**Dataset records**:
* * *

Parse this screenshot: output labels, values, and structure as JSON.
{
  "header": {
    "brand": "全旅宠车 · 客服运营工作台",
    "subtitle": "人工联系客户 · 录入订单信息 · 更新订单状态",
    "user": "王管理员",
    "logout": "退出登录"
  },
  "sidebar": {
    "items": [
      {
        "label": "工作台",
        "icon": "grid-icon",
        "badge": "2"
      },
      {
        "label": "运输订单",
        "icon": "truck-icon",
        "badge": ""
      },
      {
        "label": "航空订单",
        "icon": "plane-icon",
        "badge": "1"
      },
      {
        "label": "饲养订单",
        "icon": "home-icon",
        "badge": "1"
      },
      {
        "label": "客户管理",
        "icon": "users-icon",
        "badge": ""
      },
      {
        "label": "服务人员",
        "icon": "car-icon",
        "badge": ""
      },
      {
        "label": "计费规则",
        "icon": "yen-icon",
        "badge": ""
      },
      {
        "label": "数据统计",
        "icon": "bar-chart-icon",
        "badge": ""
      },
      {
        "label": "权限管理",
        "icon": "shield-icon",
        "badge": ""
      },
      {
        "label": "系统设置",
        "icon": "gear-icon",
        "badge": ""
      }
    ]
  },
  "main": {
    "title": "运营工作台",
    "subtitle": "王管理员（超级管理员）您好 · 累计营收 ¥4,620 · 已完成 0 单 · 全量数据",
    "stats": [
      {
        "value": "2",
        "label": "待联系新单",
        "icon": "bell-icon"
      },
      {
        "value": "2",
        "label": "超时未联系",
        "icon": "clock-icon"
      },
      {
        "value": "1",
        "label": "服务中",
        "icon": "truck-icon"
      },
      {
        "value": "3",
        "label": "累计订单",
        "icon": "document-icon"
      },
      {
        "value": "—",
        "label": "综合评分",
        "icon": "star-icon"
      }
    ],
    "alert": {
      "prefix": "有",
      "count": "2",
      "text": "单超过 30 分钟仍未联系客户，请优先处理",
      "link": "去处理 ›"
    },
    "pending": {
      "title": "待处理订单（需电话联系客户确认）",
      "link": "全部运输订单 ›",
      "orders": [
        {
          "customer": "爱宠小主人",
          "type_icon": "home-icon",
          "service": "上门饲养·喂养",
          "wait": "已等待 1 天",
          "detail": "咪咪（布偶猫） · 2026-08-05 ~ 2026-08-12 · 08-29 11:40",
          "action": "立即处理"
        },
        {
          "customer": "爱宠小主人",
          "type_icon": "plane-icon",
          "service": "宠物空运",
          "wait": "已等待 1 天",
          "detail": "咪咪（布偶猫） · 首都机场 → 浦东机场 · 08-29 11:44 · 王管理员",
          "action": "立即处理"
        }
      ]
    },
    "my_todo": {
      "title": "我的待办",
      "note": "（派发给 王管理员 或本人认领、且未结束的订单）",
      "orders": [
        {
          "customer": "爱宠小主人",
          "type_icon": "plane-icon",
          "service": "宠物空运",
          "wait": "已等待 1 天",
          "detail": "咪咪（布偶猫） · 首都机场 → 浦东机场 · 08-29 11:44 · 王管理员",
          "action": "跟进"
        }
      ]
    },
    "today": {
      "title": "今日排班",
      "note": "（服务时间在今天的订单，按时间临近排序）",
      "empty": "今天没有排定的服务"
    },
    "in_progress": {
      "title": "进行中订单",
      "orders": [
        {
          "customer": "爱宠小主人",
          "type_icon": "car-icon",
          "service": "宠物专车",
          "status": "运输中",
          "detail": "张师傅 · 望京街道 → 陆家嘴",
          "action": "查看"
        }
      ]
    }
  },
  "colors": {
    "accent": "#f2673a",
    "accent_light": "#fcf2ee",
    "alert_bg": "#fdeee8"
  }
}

* * *

Copy out each line of the material that holds the word "action".

**Written response**:
          "action": "立即处理"
          "action": "立即处理"
          "action": "跟进"
          "action": "查看"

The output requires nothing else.